Stated goal 1 –
Duplicate the Carla Harris interview word for word, starting at "By Kathryn Whitbourne" and ending at "has been great.".
───── Document text ─────
By Kathryn Whitbourne
Morgan Stanley managing director Carla Harris
As a full-time managing director at global financial services firm Morgan Stanley, part-time gospel singer, and best-selling author of Expect to Win: 10 Proven Strategies for Thriving in the Workplace (Plume) just out in paperback, Carla Harris seems to embody success in all areas. But she is also happy to share what she calls “Carla’s Pearls” – pearls of wisdom for getting ahead in your career. She shares some of them with Hope.
Hope: How has the reception for your book been?
Harris: More than I could have ever imagined. I’ve been so humbled and thrilled and excited that people are using the pearls because I’ve gone around for years saying, “Look they work for me, it will work [for you] no matter where you are in your career,” and to see that come to fruition has been great.
Hope: In your book you say one way you hang to your job is to keep relevant. Can you give an example of that?
Harris: Part of it is understanding the environment you are in. If you are in a for-profit environment, how does the company make money? Is it a client-based business? Is it a data-driven model? You want to get yourself in that success equation. So for example, if you are at an investment bank, you know this is a transaction-driven business, it’s about client interaction. So you should be in an external facing area because that’s where you can create some real value for yourself doing those transactions or in having clients come back and say, “Boy, I really liked working with [her] a lot.”
Hope: With so many people job hunting now, what is the best way for them to get a foot in the door or get heard with so much competition?
─────
Stated goal 2 –
Rewrite the records starting at the line containing "group-heading: 证书错误 [53, 285, 115, 305]" and ending at the last line of the records, substituting "prompt-button" for "dialog-button" and leaving everything else unchanged.
───── Exercise materials ─────
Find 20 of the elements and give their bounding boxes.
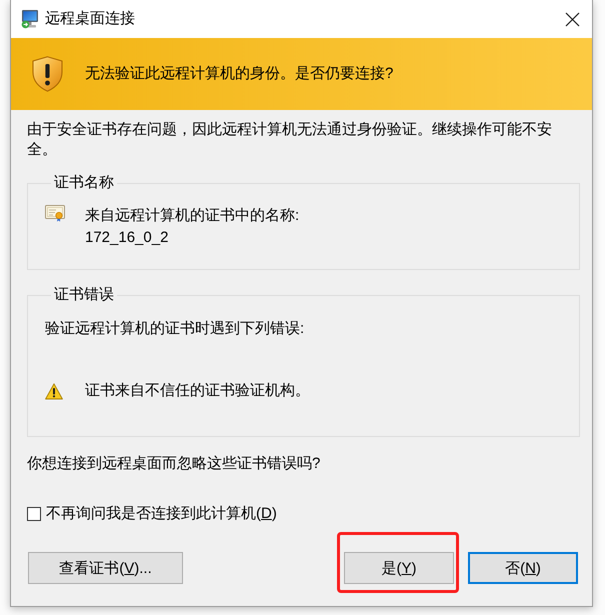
group-heading: 证书错误 [53, 285, 115, 305]
dialog-button[interactable]: 是(Y) [344, 552, 454, 584]
view-certificate-button[interactable]: 查看证书(V)... [28, 552, 183, 584]
monitor-icon [21, 9, 39, 29]
close-icon [564, 12, 580, 26]
shield-warning-icon [32, 56, 63, 92]
banner-message: 无法验证此远程计算机的身份。是否仍要连接? [85, 64, 394, 84]
window-title: 远程桌面连接 [45, 9, 136, 29]
error-message: 证书来自不信任的证书验证机构。 [85, 381, 310, 401]
certificate-name-label: 来自远程计算机的证书中的名称: [85, 206, 300, 226]
group-heading: 证书名称 [53, 173, 115, 193]
certificate-name-value: 172_16_0_2 [85, 228, 170, 248]
description-text: 由于安全证书存在问题，因此远程计算机无法通过身份验证。继续操作可能不安全。 [27, 120, 553, 160]
dialog-button[interactable]: 否(N) [468, 552, 578, 584]
warning-icon [45, 382, 63, 400]
checkbox-label[interactable]: 不再询问我是否连接到此计算机(D) [46, 504, 277, 524]
error-intro-text: 验证远程计算机的证书时遇到下列错误: [45, 319, 306, 339]
certificate-icon [45, 205, 65, 222]
question-text: 你想连接到远程桌面而忽略这些证书错误吗? [27, 454, 322, 474]
checkbox[interactable] [27, 507, 41, 521]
─────
Right answer 1 –
By Kathryn Whitbourne
Morgan Stanley managing director Carla Harris
As a full-time managing director at global financial services firm Morgan Stanley, part-time gospel singer, and best-selling author of Expect to Win: 10 Proven Strategies for Thriving in the Workplace (Plume) just out in paperback, Carla Harris seems to embody success in all areas. But she is also happy to share what she calls “Carla’s Pearls” – pearls of wisdom for getting ahead in your career. She shares some of them with Hope.
Hope: How has the reception for your book been?
Harris: More than I could have ever imagined. I’ve been so humbled and thrilled and excited that people are using the pearls because I’ve gone around for years saying, “Look they work for me, it will work [for you] no matter where you are in your career,” and to see that come to fruition has been great.

Right answer 2 –
group-heading: 证书错误 [53, 285, 115, 305]
prompt-button[interactable]: 是(Y) [344, 552, 454, 584]
view-certificate-button[interactable]: 查看证书(V)... [28, 552, 183, 584]
monitor-icon [21, 9, 39, 29]
close-icon [564, 12, 580, 26]
shield-warning-icon [32, 56, 63, 92]
banner-message: 无法验证此远程计算机的身份。是否仍要连接? [85, 64, 394, 84]
window-title: 远程桌面连接 [45, 9, 136, 29]
error-message: 证书来自不信任的证书验证机构。 [85, 381, 310, 401]
certificate-name-label: 来自远程计算机的证书中的名称: [85, 206, 300, 226]
group-heading: 证书名称 [53, 173, 115, 193]
certificate-name-value: 172_16_0_2 [85, 228, 170, 248]
description-text: 由于安全证书存在问题，因此远程计算机无法通过身份验证。继续操作可能不安全。 [27, 120, 553, 160]
prompt-button[interactable]: 否(N) [468, 552, 578, 584]
warning-icon [45, 382, 63, 400]
checkbox-label[interactable]: 不再询问我是否连接到此计算机(D) [46, 504, 277, 524]
error-intro-text: 验证远程计算机的证书时遇到下列错误: [45, 319, 306, 339]
certificate-icon [45, 205, 65, 222]
question-text: 你想连接到远程桌面而忽略这些证书错误吗? [27, 454, 322, 474]
checkbox[interactable] [27, 507, 41, 521]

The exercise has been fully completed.